- [WORK ORDER]:
All entries below need to be written out exactly, but without their pictures.

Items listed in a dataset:

_ _ _ _ _ _ _

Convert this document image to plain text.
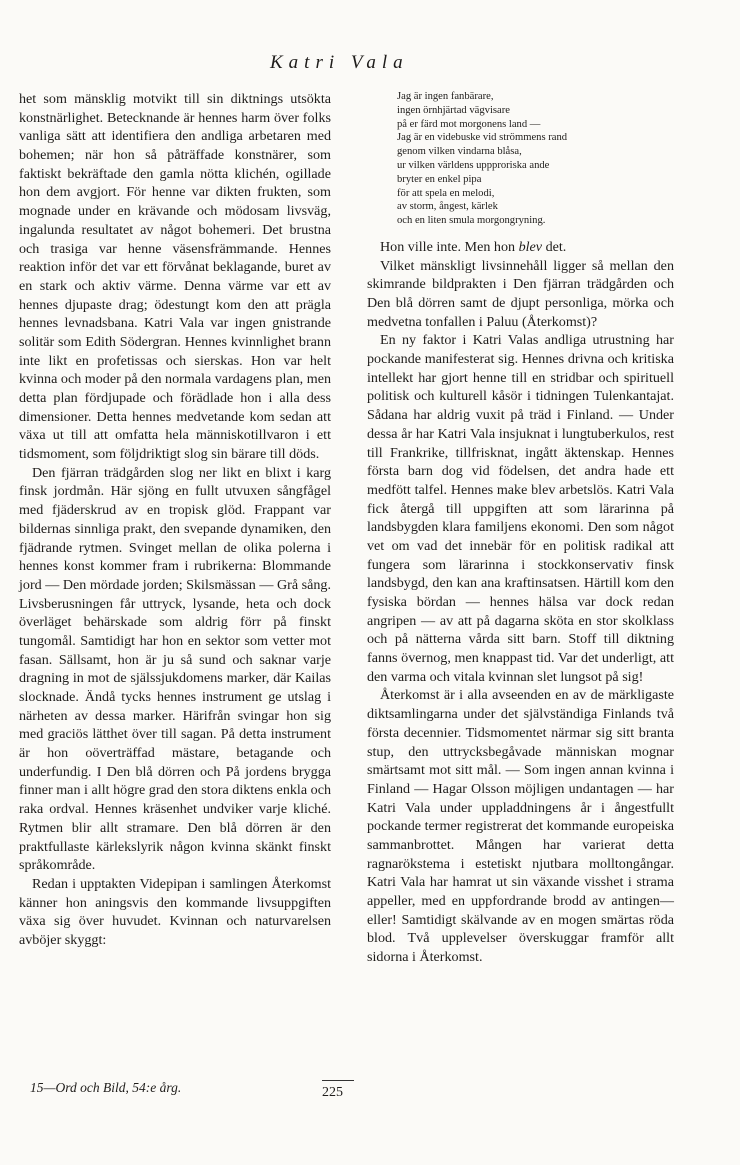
Katri Vala

het som mänsklig motvikt till sin diktnings utsökta konstnärlighet. Betecknande är hennes harm över folks vanliga sätt att identifiera den andliga arbetaren med bohemen; när hon så påträffade konstnärer, som faktiskt bekräftade den gamla nötta klichén, ogillade hon dem avgjort. För henne var dikten frukten, som mognade under en krävande och mödosam livsväg, ingalunda resultatet av något bohemeri. Det brustna och trasiga var henne väsensfrämmande. Hennes reaktion inför det var ett förvånat beklagande, buret av en stark och aktiv värme. Denna värme var ett av hennes djupaste drag; ödestungt kom den att prägla hennes levnadsbana. Katri Vala var ingen gnistrande solitär som Edith Södergran. Hennes kvinnlighet brann inte likt en profetissas och sierskas. Hon var helt kvinna och moder på den normala vardagens plan, men detta plan fördjupade och förädlade hon i alla dess dimensioner. Detta hennes medvetande kom sedan att växa ut till att omfatta hela människotillvaron i ett tidsmoment, som följdriktigt slog sin bärare till döds.

Den fjärran trädgården slog ner likt en blixt i karg finsk jordmån. Här sjöng en fullt utvuxen sångfågel med fjäderskrud av en tropisk glöd. Frappant var bildernas sinnliga prakt, den svepande dynamiken, den fjädrande rytmen. Svinget mellan de olika polerna i hennes konst kommer fram i rubrikerna: Blommande jord — Den mördade jorden; Skilsmässan — Grå sång. Livsberusningen får uttryck, lysande, heta och dock överläget behärskade som aldrig förr på finskt tungomål. Samtidigt har hon en sektor som vetter mot fasan. Sällsamt, hon är ju så sund och saknar varje dragning in mot de själssjukdomens marker, där Kailas slocknade. Ändå tycks hennes instrument ge utslag i närheten av dessa marker. Härifrån svingar hon sig med graciös lätthet över till sagan. På detta instrument är hon oöverträffad mästare, betagande och underfundig. I Den blå dörren och På jordens brygga finner man i allt högre grad den stora diktens enkla och raka ordval. Hennes kräsenhet undviker varje kliché. Rytmen blir allt stramare. Den blå dörren är den praktfullaste kärlekslyrik någon kvinna skänkt finskt språkområde.

Redan i upptakten Videpipan i samlingen Återkomst känner hon aningsvis den kommande livsuppgiften växa sig över huvudet. Kvinnan och naturvarelsen avböjer skyggt:

Jag är ingen fanbärare,
ingen örnhjärtad vägvisare
på er färd mot morgonens land —
Jag är en videbuske vid strömmens rand
genom vilken vindarna blåsa,
ur vilken världens uppproriska ande
bryter en enkel pipa
för att spela en melodi,
av storm, ångest, kärlek
och en liten smula morgongryning.

Hon ville inte. Men hon blev det.

Vilket mänskligt livsinnehåll ligger så mellan den skimrande bildprakten i Den fjärran trädgården och Den blå dörren samt de djupt personliga, mörka och medvetna tonfallen i Paluu (Återkomst)?

En ny faktor i Katri Valas andliga utrustning har pockande manifesterat sig. Hennes drivna och kritiska intellekt har gjort henne till en stridbar och spirituell politisk och kulturell kåsör i tidningen Tulenkantajat. Sådana har aldrig vuxit på träd i Finland. — Under dessa år har Katri Vala insjuknat i lungtuberkulos, rest till Frankrike, tillfrisknat, ingått äktenskap. Hennes första barn dog vid födelsen, det andra hade ett medfött talfel. Hennes make blev arbetslös. Katri Vala fick återgå till uppgiften att som lärarinna på landsbygden klara familjens ekonomi. Den som något vet om vad det innebär för en politisk radikal att fungera som lärarinna i stockkonservativ finsk landsbygd, den kan ana kraftinsatsen. Härtill kom den fysiska bördan — hennes hälsa var dock redan angripen — av att på dagarna sköta en stor skolklass och på nätterna vårda sitt barn. Stoff till diktning fanns övernog, men knappast tid. Var det underligt, att den varma och vitala kvinnan slet lungsot på sig!

Återkomst är i alla avseenden en av de märkligaste diktsamlingarna under det självständiga Finlands två första decennier. Tidsmomentet närmar sig sitt branta stup, den uttrycksbegåvade människan mognar smärtsamt mot sitt mål. — Som ingen annan kvinna i Finland — Hagar Olsson möjligen undantagen — har Katri Vala under uppladdningens år i ångestfullt pockande termer registrerat det kommande europeiska sammanbrottet. Mången har varierat detta ragnarökstema i estetiskt njutbara molltongångar. Katri Vala har hamrat ut sin växande visshet i strama appeller, med en uppfordrande brodd av antingen—eller! Samtidigt skälvande av en mogen smärtas röda blod. Två upplevelser överskuggar framför allt sidorna i Återkomst.

15—Ord och Bild, 54:e årg.	225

_ _ _ _ _ _ _

- [SOLUTION TO THE EXERCISE]:
Convert this document image to plain text.
Katri Vala

het som mänsklig motvikt till sin diktnings utsökta konstnärlighet. Betecknande är hennes harm över folks vanliga sätt att identifiera den andliga arbetaren med bohemen; när hon så påträffade konstnärer, som faktiskt bekräftade den gamla nötta klichén, ogillade hon dem avgjort. För henne var dikten frukten, som mognade under en krävande och mödosam livsväg, ingalunda resultatet av något bohemeri. Det brustna och trasiga var henne väsensfrämmande. Hennes reaktion inför det var ett förvånat beklagande, buret av en stark och aktiv värme. Denna värme var ett av hennes djupaste drag; ödestungt kom den att prägla hennes levnadsbana. Katri Vala var ingen gnistrande solitär som Edith Södergran. Hennes kvinnlighet brann inte likt en profetissas och sierskas. Hon var helt kvinna och moder på den normala vardagens plan, men detta plan fördjupade och förädlade hon i alla dess dimensioner. Detta hennes medvetande kom sedan att växa ut till att omfatta hela människotillvaron i ett tidsmoment, som följdriktigt slog sin bärare till döds.

Den fjärran trädgården slog ner likt en blixt i karg finsk jordmån. Här sjöng en fullt utvuxen sångfågel med fjäderskrud av en tropisk glöd. Frappant var bildernas sinnliga prakt, den svepande dynamiken, den fjädrande rytmen. Svinget mellan de olika polerna i hennes konst kommer fram i rubrikerna: Blommande jord — Den mördade jorden; Skilsmässan — Grå sång. Livsberusningen får uttryck, lysande, heta och dock överläget behärskade som aldrig förr på finskt tungomål. Samtidigt har hon en sektor som vetter mot fasan. Sällsamt, hon är ju så sund och saknar varje dragning in mot de själssjukdomens marker, där Kailas slocknade. Ändå tycks hennes instrument ge utslag i närheten av dessa marker. Härifrån svingar hon sig med graciös lätthet över till sagan. På detta instrument är hon oöverträffad mästare, betagande och underfundig. I Den blå dörren och På jordens brygga finner man i allt högre grad den stora diktens enkla och raka ordval. Hennes kräsenhet undviker varje kliché. Rytmen blir allt stramare. Den blå dörren är den praktfullaste kärlekslyrik någon kvinna skänkt finskt språkområde.

Redan i upptakten Videpipan i samlingen Återkomst känner hon aningsvis den kommande livsuppgiften växa sig över huvudet. Kvinnan och naturvarelsen avböjer skyggt:

Jag är ingen fanbärare,
ingen örnhjärtad vägvisare
på er färd mot morgonens land —
Jag är en videbuske vid strömmens rand
genom vilken vindarna blåsa,
ur vilken världens uppproriska ande
bryter en enkel pipa
för att spela en melodi,
av storm, ångest, kärlek
och en liten smula morgongryning.

Hon ville inte. Men hon blev det.

Vilket mänskligt livsinnehåll ligger så mellan den skimrande bildprakten i Den fjärran trädgården och Den blå dörren samt de djupt personliga, mörka och medvetna tonfallen i Paluu (Återkomst)?

En ny faktor i Katri Valas andliga utrustning har pockande manifesterat sig. Hennes drivna och kritiska intellekt har gjort henne till en stridbar och spirituell politisk och kulturell kåsör i tidningen Tulenkantajat. Sådana har aldrig vuxit på träd i Finland. — Under dessa år har Katri Vala insjuknat i lungtuberkulos, rest till Frankrike, tillfrisknat, ingått äktenskap. Hennes första barn dog vid födelsen, det andra hade ett medfött talfel. Hennes make blev arbetslös. Katri Vala fick återgå till uppgiften att som lärarinna på landsbygden klara familjens ekonomi. Den som något vet om vad det innebär för en politisk radikal att fungera som lärarinna i stockkonservativ finsk landsbygd, den kan ana kraftinsatsen. Härtill kom den fysiska bördan — hennes hälsa var dock redan angripen — av att på dagarna sköta en stor skolklass och på nätterna vårda sitt barn. Stoff till diktning fanns övernog, men knappast tid. Var det underligt, att den varma och vitala kvinnan slet lungsot på sig!

Återkomst är i alla avseenden en av de märkligaste diktsamlingarna under det självständiga Finlands två första decennier. Tidsmomentet närmar sig sitt branta stup, den uttrycksbegåvade människan mognar smärtsamt mot sitt mål. — Som ingen annan kvinna i Finland — Hagar Olsson möjligen undantagen — har Katri Vala under uppladdningens år i ångestfullt pockande termer registrerat det kommande europeiska sammanbrottet. Mången har varierat detta ragnarökstema i estetiskt njutbara molltongångar. Katri Vala har hamrat ut sin växande visshet i strama appeller, med en uppfordrande brodd av antingen—eller! Samtidigt skälvande av en mogen smärtas röda blod. Två upplevelser överskuggar framför allt sidorna i Återkomst.

15—Ord och Bild, 54:e årg.	225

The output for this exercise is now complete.